In the Pawn, add the following components:
- Widget Interaction
Select the Camera and change it from Perspective to Orthographic. This makes it so that objects won’t scale based on how far they are from the camera.
Select the Widget and set the Widget Class to that Viewport Widget we just made. if it doesn’t look like it did anything, don’t worry. Remember it’s just a Canvas Panel with a function that adds a widget to it. You may want to temporarily add something like an Image to that widget just so you can see it in the 3D viewport so you can make sure the camera is facing the UI.
The Widget Component will only render one-sided, so if it’s not rotated to face the camera you won’t see any of your UI. If this happens, try rotating the UI 180 degrees on the Z axis.
This one is a little tricky. You need to make sure the debug arrow touches the UI widget. You also need to make sure that the Interaction Source is set to Mouse rather than World so that it moves with your mouse. If you need to, move the camera back a fair bit so that you can see the debug arrow in-game. It’ll appear as a red dot in-game and your UI won’t shrink, because the camera is orthographic.
Scripting the Pawn
Now we need to set up the Pawn’s functionality. All we need to do is create a function that wraps that one we created in the Viewport Widget, then make sure the Camera and Widget Component both update to fit the viewport.

◆ **WHAT YOU HAVE TO DO**: Continue the Pawn and Widget Component setup guide above, starting after its final sentence.

◆ **SUPPLIED DATA**:

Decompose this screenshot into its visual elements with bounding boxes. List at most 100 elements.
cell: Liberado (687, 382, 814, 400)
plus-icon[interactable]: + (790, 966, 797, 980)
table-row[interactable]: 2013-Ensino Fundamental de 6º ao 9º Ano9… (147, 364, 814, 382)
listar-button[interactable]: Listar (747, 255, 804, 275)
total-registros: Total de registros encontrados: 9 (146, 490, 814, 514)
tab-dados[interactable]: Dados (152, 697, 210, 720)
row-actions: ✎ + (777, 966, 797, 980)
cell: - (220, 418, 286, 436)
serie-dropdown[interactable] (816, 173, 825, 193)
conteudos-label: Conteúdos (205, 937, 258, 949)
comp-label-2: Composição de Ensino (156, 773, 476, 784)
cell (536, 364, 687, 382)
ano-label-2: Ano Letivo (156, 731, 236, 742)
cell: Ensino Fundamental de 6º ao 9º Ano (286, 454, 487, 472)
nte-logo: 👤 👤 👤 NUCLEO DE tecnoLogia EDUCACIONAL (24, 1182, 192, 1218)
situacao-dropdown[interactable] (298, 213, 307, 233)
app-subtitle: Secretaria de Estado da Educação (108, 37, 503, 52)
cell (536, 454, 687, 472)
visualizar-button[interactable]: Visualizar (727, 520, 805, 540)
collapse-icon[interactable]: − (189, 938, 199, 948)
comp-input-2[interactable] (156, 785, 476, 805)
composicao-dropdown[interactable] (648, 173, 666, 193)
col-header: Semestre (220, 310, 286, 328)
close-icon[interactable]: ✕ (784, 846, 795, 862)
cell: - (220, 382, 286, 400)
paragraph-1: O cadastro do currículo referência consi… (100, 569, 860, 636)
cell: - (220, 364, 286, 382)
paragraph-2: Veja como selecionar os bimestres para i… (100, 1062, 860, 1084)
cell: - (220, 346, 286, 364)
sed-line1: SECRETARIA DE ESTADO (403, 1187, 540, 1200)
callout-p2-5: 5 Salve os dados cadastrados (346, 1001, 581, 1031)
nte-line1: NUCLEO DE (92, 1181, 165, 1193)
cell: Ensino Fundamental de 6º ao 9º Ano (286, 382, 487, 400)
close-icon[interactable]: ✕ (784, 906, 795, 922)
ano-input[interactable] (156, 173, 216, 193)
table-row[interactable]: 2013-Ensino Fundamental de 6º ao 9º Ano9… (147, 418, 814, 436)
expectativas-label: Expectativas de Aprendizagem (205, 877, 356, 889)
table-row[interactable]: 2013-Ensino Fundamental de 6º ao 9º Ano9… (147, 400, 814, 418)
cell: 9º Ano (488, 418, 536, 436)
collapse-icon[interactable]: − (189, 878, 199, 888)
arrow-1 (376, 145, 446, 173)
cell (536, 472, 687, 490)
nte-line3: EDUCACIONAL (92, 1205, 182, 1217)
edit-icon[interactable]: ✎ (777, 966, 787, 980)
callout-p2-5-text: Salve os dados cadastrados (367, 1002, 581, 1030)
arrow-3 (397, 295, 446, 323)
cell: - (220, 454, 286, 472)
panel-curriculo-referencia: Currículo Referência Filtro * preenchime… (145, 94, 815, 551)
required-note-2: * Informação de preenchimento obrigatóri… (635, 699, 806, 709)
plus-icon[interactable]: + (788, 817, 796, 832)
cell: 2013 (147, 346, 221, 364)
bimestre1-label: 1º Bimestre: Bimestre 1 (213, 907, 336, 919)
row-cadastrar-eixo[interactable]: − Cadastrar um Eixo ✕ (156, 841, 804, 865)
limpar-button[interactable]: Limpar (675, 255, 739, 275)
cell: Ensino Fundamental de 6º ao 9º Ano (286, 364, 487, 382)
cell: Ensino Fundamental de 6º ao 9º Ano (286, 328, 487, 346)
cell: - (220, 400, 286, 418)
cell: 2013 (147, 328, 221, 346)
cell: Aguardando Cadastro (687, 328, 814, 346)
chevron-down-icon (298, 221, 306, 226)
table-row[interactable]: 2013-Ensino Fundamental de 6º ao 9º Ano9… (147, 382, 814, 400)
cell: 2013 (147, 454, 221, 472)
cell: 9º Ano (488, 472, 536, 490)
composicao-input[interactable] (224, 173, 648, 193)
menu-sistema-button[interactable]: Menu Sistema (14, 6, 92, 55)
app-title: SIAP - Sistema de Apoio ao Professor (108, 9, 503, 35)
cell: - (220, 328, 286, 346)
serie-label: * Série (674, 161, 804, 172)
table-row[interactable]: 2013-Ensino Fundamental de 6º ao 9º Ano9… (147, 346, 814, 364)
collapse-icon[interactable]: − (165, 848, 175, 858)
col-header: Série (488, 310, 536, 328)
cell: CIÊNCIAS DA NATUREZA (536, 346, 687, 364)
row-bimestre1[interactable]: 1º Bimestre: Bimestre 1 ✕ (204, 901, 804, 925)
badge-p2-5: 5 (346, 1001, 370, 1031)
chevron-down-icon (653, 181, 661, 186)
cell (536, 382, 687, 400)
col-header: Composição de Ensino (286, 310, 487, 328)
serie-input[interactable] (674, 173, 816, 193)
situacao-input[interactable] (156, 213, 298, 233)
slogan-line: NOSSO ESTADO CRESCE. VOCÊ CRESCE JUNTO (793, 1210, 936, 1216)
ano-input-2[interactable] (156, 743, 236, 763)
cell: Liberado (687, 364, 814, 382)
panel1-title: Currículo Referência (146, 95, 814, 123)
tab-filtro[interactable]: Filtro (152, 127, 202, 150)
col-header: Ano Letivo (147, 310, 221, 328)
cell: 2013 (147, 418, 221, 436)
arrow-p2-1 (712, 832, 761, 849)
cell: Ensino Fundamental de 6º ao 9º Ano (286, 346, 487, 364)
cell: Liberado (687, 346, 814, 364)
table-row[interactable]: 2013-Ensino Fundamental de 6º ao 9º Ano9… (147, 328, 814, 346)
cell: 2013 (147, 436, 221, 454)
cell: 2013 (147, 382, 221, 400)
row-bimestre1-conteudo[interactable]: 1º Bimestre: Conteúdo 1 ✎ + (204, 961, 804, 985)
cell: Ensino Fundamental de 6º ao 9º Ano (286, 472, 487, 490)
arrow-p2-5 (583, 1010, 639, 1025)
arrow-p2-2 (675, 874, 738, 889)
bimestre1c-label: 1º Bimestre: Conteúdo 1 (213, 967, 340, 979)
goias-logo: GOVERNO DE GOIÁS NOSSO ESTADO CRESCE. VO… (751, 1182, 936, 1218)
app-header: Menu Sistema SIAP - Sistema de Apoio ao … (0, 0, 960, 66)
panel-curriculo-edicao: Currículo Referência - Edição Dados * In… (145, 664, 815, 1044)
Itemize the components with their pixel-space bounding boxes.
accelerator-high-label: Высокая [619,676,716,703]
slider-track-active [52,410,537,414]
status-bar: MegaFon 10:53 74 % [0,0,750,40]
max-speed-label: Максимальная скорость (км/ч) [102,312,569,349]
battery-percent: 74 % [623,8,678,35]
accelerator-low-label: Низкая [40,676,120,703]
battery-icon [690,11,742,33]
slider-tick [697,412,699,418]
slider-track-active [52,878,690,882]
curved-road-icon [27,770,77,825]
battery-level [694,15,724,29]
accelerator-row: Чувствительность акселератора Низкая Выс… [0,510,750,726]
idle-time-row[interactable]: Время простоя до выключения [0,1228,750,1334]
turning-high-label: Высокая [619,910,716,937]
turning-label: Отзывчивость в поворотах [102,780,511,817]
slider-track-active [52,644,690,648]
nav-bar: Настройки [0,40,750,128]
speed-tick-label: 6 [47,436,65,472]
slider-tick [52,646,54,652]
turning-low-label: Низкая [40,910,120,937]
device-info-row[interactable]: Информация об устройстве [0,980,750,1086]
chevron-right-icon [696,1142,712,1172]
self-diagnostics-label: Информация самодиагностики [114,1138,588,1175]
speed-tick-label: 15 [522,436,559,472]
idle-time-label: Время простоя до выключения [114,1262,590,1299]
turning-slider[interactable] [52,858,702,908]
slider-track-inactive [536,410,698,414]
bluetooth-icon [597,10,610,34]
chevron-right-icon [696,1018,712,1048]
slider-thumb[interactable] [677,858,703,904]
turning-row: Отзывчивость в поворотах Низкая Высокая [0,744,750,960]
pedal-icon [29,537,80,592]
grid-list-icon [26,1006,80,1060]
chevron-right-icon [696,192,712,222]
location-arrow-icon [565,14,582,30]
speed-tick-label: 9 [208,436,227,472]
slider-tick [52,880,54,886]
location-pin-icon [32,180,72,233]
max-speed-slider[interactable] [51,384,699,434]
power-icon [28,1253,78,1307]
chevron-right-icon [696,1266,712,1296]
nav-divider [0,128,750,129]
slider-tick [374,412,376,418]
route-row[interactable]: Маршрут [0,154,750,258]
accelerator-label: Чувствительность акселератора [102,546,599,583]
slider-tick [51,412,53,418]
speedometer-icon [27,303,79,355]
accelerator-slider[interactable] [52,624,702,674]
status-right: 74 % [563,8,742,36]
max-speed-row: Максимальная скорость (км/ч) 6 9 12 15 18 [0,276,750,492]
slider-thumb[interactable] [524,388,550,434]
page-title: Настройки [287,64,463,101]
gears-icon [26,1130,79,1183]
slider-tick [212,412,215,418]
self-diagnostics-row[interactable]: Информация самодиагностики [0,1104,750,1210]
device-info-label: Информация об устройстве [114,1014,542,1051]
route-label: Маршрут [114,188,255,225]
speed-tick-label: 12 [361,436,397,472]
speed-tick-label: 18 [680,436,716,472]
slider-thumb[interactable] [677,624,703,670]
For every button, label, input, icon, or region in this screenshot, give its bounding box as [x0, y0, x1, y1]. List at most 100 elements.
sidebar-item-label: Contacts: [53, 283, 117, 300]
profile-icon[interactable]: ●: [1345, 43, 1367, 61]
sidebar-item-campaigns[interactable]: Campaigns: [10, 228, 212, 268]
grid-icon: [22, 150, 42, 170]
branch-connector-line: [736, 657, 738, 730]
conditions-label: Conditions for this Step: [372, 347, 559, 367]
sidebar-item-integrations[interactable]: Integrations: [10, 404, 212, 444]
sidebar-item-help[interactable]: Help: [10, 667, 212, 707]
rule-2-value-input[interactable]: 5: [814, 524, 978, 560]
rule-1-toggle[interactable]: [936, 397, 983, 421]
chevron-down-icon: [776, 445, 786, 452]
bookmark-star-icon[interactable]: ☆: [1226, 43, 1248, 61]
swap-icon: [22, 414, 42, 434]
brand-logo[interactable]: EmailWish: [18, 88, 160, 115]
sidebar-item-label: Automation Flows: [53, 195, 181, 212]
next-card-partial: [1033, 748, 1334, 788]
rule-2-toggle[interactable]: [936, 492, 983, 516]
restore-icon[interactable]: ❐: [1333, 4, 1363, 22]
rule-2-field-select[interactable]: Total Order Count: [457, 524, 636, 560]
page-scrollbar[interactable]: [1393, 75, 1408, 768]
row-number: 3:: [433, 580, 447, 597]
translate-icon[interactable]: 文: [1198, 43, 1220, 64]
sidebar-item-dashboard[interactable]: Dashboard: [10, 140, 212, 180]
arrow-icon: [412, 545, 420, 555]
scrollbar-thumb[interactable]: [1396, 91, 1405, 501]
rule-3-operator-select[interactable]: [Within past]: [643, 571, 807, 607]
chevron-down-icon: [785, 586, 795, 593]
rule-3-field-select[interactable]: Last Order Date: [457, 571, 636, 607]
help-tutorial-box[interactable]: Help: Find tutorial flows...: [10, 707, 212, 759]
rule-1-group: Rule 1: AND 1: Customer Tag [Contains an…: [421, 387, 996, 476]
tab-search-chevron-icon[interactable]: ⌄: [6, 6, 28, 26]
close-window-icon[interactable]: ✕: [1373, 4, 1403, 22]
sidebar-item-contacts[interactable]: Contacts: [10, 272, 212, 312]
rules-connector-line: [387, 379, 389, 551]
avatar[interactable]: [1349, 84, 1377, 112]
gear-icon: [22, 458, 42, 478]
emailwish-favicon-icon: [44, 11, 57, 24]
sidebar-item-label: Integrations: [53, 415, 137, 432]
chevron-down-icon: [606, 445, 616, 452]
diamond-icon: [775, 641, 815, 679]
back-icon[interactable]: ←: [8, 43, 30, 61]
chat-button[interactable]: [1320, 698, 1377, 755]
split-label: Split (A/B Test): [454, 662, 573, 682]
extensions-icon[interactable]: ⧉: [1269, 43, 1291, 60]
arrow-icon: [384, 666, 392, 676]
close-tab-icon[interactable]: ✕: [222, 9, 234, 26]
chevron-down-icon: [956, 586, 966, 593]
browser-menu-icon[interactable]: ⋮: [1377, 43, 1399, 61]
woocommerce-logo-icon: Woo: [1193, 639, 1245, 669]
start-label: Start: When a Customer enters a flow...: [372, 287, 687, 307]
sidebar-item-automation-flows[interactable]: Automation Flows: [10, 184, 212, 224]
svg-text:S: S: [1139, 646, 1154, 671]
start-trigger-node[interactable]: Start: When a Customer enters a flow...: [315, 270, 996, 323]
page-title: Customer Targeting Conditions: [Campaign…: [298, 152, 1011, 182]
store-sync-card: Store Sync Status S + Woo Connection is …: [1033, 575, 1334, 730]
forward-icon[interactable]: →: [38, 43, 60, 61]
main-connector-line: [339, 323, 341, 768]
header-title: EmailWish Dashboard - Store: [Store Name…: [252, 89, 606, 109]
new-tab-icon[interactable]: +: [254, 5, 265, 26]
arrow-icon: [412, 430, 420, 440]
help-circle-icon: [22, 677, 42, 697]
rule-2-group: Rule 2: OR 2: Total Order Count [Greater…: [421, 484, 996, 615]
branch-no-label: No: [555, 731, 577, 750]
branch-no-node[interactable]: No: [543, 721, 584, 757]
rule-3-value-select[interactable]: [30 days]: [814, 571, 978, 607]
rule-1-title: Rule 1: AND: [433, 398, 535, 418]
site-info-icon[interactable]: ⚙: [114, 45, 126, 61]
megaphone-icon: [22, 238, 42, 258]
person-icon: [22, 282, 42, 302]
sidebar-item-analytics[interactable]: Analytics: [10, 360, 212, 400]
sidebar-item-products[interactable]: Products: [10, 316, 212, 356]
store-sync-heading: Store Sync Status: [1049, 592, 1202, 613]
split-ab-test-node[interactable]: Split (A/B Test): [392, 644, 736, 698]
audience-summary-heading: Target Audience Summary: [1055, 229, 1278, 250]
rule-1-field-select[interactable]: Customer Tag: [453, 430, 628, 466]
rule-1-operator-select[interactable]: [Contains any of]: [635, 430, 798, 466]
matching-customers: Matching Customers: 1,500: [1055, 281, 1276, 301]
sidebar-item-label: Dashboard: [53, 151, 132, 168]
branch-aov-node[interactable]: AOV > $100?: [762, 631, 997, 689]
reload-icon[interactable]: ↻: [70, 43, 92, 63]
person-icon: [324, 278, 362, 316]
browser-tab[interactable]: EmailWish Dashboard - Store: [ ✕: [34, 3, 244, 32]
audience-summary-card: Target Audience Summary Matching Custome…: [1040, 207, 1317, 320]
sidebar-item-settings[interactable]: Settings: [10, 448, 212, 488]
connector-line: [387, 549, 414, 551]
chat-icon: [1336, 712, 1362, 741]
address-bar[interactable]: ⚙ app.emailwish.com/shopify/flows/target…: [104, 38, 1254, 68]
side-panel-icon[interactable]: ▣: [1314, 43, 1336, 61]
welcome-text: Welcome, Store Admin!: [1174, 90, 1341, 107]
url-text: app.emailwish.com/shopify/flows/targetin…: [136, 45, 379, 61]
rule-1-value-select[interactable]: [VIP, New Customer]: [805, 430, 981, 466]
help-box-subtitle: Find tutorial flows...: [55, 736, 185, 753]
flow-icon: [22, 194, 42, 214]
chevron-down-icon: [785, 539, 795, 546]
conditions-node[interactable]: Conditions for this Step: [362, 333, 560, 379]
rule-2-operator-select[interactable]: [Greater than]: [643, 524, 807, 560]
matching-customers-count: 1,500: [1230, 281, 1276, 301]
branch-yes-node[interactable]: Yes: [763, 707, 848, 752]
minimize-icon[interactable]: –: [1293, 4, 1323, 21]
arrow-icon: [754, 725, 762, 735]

◆ **TASK RESPONSE**:
Wrapping the Viewport Widget
Createe a function that takes in a Widget Object Reference. This function will take our Widget Component, get its User Widget Object, cast it to the Viewport Widget class, and call the function we made for it passing in our Widget Object Reference.
You can also create a Function Library that wraps this function so you don’t need a reference to your Pawn to add UI to it.
Updating the Camera and Widget Component to fit the viewport
Go to your Pawn’s Event Graph and grab an “Event Tick” node. Every tick, you’ll want to Get Viewport Size and Get Viewport Scale. Divide the result of Get Viewport Size by the result of Get Viewport Scale and you’ll get the viewport’s DPI-scaled size. Break that vector to get its X and Y values individually. Set the Camera’s Ortho Width to match that X value, and set the Widget Component’s Draw Size to the X and Y values of that same vector.
Then, in Event Begin Play, try adding a widget to your new 3D user interface viewport and make sure the game automatically uses your custom Pawn for the player. Try playing the game in-editor, and you should see the UI as if it were added to the 2D viewport. If you eject from the pawn, you should be able to move the camera around and see that same UI in 3D space.
Some things you may want to consider is making sure the Widget Component accepts hardware input, in case input doesn’t work right. I haven’t tried it without that on. You may also want to look into only getting the UI to re-render when something changes so that the game doesn’t have to work as hard. Widget Components use render targets, and creating one the size of the viewport is expensive. For the most part it runs well but you may experience some hitches sometimes.
So now you can post-process a user interface. Now the only thing you need to do is adjust the Camera’s post-process and effects settings to your liking. In my case, I just have a subtle bloom enabled. One thing you definitely need to do is disable that auto-exposure thing that Unreal likes to do. It’s going to make your UI look extremely awful and unreadable if you leave it on. You can disable it by setting the Min Brightness and Max Brightness to 1 in the Camera’s exposure settings.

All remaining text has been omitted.